_Brief_
Reproduce the listing word for word, starting at its first line and ending at the line that contains "156, 266, 165]".

_Supplied material_
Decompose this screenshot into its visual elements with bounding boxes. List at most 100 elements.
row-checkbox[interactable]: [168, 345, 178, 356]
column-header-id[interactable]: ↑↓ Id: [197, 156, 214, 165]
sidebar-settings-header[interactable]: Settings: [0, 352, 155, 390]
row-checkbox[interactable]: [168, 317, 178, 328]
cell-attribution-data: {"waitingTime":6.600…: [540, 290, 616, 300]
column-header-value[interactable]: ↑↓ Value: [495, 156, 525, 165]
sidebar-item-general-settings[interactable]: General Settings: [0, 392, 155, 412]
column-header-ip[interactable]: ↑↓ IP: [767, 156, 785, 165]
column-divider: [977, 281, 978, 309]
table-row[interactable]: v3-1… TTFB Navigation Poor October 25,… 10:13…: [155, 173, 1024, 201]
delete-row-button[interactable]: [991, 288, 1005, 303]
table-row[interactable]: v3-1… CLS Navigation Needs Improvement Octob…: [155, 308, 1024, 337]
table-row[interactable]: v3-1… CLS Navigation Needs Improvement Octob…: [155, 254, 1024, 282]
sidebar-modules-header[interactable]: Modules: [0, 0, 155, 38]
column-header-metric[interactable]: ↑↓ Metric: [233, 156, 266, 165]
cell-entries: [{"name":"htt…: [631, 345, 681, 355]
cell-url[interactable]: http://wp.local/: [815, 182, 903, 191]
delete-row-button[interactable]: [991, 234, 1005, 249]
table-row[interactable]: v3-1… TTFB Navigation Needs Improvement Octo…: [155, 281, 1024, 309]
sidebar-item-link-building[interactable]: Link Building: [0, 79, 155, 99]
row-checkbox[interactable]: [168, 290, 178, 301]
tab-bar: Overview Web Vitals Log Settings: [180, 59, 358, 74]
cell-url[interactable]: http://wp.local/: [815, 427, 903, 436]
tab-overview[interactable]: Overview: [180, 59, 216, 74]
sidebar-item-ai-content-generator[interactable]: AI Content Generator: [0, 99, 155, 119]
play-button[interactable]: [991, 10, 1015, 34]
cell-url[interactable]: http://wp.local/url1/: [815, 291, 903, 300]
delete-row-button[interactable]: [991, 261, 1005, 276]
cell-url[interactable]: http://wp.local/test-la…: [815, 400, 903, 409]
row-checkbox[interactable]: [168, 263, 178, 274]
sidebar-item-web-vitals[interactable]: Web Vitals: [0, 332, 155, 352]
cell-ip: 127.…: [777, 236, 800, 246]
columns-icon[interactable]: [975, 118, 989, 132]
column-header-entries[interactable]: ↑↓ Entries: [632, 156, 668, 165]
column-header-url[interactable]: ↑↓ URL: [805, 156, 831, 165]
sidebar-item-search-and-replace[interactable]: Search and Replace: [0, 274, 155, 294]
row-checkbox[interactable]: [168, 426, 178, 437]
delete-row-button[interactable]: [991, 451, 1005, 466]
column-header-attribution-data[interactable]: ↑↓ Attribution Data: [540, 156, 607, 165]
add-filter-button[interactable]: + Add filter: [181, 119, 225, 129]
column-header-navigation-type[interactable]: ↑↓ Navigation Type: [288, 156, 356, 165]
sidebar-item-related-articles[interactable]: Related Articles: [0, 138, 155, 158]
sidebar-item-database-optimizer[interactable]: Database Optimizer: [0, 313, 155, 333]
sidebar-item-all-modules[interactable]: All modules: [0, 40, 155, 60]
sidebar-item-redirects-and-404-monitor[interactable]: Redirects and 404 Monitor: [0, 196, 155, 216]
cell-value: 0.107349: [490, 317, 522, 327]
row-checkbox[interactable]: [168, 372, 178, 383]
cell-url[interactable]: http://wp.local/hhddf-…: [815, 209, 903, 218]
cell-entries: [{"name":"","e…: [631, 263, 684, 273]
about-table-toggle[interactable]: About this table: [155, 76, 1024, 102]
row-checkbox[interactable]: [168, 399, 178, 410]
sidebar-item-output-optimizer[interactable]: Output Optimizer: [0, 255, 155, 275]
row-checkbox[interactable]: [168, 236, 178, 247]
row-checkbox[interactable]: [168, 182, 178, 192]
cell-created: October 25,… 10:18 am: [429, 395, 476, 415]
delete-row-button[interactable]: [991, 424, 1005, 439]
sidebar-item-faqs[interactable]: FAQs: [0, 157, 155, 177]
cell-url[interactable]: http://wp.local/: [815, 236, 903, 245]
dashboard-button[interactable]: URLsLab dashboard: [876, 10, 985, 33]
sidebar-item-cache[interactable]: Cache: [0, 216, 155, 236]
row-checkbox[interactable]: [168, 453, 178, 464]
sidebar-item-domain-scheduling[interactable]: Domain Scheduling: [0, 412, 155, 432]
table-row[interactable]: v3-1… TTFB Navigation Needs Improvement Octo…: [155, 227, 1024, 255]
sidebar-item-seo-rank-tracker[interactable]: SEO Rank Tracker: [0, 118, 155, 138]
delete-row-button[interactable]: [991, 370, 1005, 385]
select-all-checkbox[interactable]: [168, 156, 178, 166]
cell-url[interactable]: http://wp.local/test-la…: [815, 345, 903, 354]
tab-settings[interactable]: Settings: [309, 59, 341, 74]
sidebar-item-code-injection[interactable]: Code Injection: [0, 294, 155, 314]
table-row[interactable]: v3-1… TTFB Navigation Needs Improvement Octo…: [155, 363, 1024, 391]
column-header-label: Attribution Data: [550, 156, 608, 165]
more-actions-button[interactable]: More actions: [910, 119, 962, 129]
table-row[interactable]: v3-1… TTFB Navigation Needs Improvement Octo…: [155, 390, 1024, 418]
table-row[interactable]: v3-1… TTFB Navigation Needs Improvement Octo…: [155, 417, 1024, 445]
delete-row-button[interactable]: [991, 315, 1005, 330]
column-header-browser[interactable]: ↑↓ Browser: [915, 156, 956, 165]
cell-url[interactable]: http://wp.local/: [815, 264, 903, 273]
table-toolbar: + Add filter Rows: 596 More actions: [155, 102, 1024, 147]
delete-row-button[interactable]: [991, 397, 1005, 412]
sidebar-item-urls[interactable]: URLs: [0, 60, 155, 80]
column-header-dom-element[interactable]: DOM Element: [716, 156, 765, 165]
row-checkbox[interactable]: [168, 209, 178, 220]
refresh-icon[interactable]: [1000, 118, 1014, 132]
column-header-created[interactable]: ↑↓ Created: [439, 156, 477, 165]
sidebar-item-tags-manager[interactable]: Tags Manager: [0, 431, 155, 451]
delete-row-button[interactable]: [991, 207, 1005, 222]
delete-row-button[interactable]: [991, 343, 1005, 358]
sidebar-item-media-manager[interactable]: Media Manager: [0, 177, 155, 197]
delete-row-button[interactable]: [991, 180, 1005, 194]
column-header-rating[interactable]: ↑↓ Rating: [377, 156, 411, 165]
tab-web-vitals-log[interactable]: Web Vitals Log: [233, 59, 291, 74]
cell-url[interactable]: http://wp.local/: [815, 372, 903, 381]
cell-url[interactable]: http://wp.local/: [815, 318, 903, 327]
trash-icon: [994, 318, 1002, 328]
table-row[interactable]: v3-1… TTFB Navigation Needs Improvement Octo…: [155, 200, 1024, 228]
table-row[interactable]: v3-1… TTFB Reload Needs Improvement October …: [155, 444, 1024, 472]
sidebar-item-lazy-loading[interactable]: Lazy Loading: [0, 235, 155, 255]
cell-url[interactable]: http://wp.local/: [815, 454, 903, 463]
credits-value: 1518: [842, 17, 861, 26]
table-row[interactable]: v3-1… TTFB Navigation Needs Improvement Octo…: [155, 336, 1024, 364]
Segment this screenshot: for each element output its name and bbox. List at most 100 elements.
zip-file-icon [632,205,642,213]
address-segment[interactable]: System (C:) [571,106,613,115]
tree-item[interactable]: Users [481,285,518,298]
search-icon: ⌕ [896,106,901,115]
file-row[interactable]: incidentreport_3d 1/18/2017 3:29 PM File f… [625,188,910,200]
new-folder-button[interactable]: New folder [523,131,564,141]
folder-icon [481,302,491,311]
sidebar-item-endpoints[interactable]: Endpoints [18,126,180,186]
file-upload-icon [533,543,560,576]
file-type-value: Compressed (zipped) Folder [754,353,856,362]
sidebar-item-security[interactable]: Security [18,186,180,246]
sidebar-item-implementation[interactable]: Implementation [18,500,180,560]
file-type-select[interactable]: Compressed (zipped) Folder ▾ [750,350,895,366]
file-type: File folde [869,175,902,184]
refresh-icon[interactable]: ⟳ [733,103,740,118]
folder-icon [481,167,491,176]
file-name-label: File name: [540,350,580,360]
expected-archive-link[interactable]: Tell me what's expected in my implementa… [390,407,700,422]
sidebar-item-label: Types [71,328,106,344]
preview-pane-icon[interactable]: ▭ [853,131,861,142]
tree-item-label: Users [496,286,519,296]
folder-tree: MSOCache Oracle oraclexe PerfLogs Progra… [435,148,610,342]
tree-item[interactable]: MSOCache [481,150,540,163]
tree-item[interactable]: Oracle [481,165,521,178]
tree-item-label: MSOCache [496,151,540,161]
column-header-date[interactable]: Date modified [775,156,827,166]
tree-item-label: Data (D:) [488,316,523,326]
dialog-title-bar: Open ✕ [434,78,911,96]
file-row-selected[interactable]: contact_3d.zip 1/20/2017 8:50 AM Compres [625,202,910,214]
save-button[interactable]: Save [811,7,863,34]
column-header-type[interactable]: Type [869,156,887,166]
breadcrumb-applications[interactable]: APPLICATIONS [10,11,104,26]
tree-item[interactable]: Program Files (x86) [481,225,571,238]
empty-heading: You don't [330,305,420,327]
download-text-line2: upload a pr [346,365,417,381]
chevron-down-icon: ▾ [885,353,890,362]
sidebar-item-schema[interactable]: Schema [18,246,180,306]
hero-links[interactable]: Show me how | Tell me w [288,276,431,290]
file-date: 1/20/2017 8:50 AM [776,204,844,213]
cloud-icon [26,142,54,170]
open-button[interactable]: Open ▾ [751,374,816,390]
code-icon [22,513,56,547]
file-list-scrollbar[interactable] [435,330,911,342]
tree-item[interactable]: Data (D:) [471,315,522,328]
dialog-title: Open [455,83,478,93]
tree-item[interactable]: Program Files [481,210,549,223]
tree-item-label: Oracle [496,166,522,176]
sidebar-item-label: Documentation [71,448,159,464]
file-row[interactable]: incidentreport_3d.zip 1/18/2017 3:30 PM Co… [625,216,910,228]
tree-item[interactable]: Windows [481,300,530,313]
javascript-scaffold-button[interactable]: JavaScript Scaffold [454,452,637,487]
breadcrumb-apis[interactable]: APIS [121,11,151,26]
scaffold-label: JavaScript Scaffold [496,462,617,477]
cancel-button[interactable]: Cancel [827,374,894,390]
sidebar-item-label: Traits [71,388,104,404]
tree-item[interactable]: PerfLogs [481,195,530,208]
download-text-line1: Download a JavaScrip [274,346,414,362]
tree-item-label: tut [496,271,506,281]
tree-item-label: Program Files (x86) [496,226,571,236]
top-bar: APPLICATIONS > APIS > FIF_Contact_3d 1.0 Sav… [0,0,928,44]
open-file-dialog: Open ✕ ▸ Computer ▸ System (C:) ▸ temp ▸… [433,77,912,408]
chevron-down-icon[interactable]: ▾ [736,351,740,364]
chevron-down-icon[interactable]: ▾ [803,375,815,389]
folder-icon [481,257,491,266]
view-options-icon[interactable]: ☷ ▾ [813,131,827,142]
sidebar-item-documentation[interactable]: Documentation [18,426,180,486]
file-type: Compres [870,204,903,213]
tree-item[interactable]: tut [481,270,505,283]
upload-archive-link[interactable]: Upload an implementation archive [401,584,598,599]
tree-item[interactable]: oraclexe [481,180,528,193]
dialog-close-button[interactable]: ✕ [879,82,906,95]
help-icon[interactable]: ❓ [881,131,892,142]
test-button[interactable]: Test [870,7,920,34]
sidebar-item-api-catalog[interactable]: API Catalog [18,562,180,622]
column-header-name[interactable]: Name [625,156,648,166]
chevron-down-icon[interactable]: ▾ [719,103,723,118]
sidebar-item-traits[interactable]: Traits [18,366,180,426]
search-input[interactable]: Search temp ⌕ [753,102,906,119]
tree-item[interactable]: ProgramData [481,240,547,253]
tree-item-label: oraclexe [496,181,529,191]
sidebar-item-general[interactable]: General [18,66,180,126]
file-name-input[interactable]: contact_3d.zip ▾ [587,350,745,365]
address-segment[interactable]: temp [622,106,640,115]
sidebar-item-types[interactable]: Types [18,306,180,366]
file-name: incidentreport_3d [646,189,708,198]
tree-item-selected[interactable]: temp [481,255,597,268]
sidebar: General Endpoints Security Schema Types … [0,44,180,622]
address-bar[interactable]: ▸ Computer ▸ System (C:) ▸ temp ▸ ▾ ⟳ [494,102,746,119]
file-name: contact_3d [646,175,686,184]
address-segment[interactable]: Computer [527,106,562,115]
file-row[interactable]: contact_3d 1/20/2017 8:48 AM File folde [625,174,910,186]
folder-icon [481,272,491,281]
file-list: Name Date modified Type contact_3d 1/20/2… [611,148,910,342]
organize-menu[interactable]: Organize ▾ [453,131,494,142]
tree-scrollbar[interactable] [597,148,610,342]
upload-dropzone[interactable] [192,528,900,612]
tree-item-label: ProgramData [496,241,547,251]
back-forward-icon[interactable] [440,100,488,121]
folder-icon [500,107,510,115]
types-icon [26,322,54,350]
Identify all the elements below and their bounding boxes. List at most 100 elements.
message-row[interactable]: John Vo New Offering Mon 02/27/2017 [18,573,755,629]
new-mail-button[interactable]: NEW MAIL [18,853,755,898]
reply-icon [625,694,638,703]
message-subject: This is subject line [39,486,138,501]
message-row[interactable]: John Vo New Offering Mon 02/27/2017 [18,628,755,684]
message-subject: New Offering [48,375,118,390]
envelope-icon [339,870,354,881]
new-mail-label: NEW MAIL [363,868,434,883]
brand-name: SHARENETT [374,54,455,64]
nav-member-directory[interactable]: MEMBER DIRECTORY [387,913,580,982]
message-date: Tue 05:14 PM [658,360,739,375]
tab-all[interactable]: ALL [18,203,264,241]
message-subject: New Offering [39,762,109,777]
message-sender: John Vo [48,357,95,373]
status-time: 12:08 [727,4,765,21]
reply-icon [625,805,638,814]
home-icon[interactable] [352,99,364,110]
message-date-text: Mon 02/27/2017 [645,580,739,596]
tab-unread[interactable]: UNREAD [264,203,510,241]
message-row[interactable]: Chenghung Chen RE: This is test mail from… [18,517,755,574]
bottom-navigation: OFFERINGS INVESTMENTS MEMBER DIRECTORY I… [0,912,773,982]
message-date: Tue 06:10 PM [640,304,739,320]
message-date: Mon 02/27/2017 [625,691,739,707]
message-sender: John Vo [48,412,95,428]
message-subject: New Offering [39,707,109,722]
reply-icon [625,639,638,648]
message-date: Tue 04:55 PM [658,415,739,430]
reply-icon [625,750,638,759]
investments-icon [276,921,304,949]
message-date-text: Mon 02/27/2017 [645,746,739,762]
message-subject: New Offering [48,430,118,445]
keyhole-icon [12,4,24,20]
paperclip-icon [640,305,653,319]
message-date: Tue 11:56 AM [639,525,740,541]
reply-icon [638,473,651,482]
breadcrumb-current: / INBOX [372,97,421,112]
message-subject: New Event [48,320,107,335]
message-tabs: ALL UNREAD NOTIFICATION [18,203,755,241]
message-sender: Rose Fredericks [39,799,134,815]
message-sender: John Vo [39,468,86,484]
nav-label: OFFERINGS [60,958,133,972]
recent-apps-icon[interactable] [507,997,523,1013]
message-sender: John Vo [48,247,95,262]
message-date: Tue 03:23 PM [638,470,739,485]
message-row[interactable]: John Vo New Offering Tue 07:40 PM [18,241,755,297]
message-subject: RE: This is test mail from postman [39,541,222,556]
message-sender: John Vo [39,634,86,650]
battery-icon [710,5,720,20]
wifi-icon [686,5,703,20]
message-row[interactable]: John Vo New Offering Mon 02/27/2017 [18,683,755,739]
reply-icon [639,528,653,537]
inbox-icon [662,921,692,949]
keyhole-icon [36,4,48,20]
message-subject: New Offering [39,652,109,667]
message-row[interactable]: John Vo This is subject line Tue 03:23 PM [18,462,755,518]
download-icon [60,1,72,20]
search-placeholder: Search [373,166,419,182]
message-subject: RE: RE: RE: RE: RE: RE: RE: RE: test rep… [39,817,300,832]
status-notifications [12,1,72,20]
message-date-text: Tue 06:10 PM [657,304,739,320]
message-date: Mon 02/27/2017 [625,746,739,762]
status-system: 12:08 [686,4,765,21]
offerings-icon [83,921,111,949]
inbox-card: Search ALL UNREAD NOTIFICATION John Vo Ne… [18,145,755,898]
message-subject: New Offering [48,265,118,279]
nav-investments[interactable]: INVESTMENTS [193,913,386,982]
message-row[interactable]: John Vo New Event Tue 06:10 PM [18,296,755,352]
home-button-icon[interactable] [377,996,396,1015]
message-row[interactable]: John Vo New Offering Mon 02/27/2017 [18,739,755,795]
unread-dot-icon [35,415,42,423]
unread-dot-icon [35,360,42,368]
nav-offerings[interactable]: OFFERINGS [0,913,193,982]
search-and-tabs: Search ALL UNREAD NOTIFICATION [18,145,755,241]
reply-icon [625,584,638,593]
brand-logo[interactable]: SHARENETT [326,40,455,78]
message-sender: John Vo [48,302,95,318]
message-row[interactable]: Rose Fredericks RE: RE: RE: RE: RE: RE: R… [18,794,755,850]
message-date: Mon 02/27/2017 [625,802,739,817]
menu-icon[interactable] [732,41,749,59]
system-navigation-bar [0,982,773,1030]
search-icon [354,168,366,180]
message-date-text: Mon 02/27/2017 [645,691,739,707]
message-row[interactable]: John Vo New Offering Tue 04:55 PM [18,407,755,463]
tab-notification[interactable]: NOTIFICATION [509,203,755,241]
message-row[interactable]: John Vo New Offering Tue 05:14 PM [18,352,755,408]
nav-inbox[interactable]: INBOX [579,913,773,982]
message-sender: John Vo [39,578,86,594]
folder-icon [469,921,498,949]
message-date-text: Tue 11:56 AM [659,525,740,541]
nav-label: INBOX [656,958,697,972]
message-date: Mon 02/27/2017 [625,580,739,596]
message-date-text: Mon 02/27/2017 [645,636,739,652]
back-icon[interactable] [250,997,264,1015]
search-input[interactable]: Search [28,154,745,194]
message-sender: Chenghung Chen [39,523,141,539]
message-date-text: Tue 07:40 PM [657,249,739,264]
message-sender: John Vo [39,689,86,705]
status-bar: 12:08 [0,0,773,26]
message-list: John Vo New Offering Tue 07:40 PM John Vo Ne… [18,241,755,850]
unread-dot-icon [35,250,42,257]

_Answer to the task_
Decompose this screenshot into its visual elements with bounding boxes. List at most 100 elements.
row-checkbox[interactable]: [168, 345, 178, 356]
column-header-id[interactable]: ↑↓ Id: [197, 156, 214, 165]
sidebar-settings-header[interactable]: Settings: [0, 352, 155, 390]
row-checkbox[interactable]: [168, 317, 178, 328]
cell-attribution-data: {"waitingTime":6.600…: [540, 290, 616, 300]
column-header-value[interactable]: ↑↓ Value: [495, 156, 525, 165]
sidebar-item-general-settings[interactable]: General Settings: [0, 392, 155, 412]
column-header-ip[interactable]: ↑↓ IP: [767, 156, 785, 165]
column-divider: [977, 281, 978, 309]
table-row[interactable]: v3-1… TTFB Navigation Poor October 25,… 10:13…: [155, 173, 1024, 201]
delete-row-button[interactable]: [991, 288, 1005, 303]
table-row[interactable]: v3-1… CLS Navigation Needs Improvement Octob…: [155, 308, 1024, 337]
table-row[interactable]: v3-1… CLS Navigation Needs Improvement Octob…: [155, 254, 1024, 282]
sidebar-modules-header[interactable]: Modules: [0, 0, 155, 38]
column-header-metric[interactable]: ↑↓ Metric: [233, 156, 266, 165]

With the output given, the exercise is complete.